** START INPUT RECORDS **

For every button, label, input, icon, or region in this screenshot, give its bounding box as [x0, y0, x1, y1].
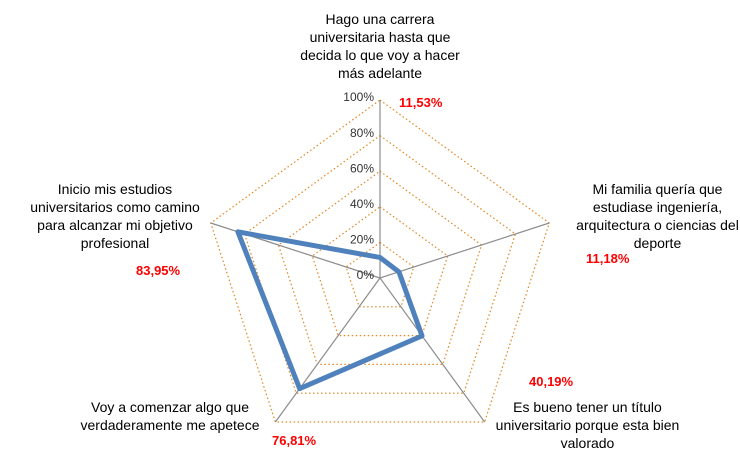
r-tick-label: 80% — [350, 126, 374, 140]
r-tick-label: 40% — [350, 197, 374, 211]
axis-spoke — [379, 222, 550, 279]
series-line — [235, 229, 425, 392]
r-tick-label: 60% — [350, 161, 374, 175]
r-tick-label: 0% — [357, 268, 375, 282]
category-label: Inicio mis estudios universitarios como … — [30, 181, 200, 251]
value-label: 76,81% — [272, 433, 317, 448]
grid-ring — [345, 241, 415, 308]
category-label: Voy a comenzar algo que verdaderamente m… — [80, 399, 260, 433]
category-label: Es bueno tener un título universitario p… — [495, 399, 680, 451]
r-tick-label: 20% — [350, 233, 374, 247]
axis-spoke — [379, 277, 486, 423]
value-label: 83,95% — [136, 263, 181, 278]
r-tick-label: 100% — [343, 90, 374, 104]
category-label: Mi familia quería que estudiase ingenier… — [576, 181, 739, 251]
value-label: 40,19% — [529, 374, 574, 389]
axis-spoke — [274, 277, 381, 423]
value-label: 11,53% — [399, 95, 443, 110]
grid-ring — [277, 170, 483, 366]
value-label: 11,18% — [586, 251, 630, 266]
category-label: Hago una carrera universitaria hasta que… — [300, 11, 460, 81]
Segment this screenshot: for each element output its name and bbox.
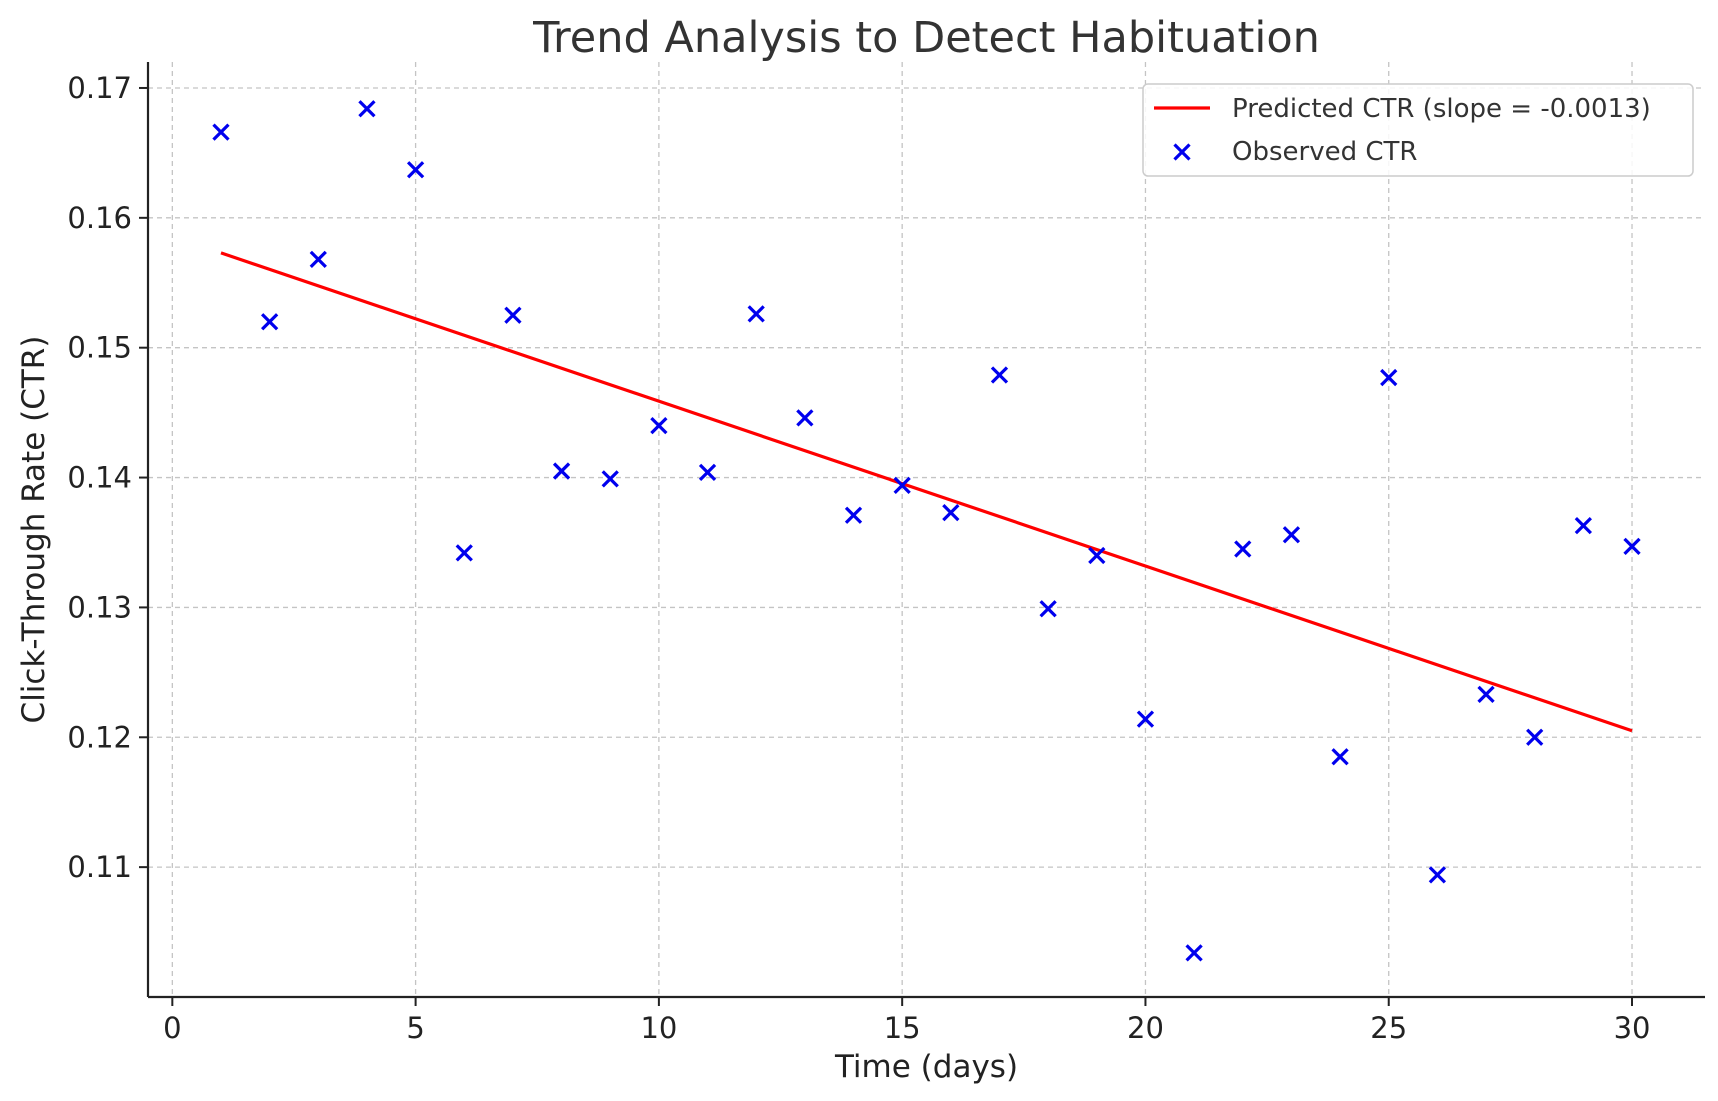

** END INPUT RECORDS **

EXERCISE BRIEF:
Reproduce all the items above with every "screenshot" replaced by "image" and nothing else altered. Leave the pictures out.

SOLUTION FOR THIS EXERCISE:
For every button, label, input, icon, or region in this image, give its bounding box as [x0, y0, x1, y1].
r-tick-label: 80% — [350, 126, 374, 140]
r-tick-label: 40% — [350, 197, 374, 211]
axis-spoke — [379, 222, 550, 279]
series-line — [235, 229, 425, 392]
r-tick-label: 60% — [350, 161, 374, 175]
r-tick-label: 0% — [357, 268, 375, 282]
category-label: Inicio mis estudios universitarios como … — [30, 181, 200, 251]
value-label: 76,81% — [272, 433, 317, 448]
grid-ring — [345, 241, 415, 308]
category-label: Voy a comenzar algo que verdaderamente m… — [80, 399, 260, 433]
category-label: Es bueno tener un título universitario p… — [495, 399, 680, 451]
r-tick-label: 20% — [350, 233, 374, 247]
axis-spoke — [379, 277, 486, 423]
value-label: 83,95% — [136, 263, 181, 278]
r-tick-label: 100% — [343, 90, 374, 104]
category-label: Mi familia quería que estudiase ingenier… — [576, 181, 739, 251]
value-label: 40,19% — [529, 374, 574, 389]
axis-spoke — [274, 277, 381, 423]
value-label: 11,53% — [399, 95, 443, 110]
grid-ring — [277, 170, 483, 366]
value-label: 11,18% — [586, 251, 630, 266]
category-label: Hago una carrera universitaria hasta que… — [300, 11, 460, 81]
Segment this image: for each element output its name and bbox.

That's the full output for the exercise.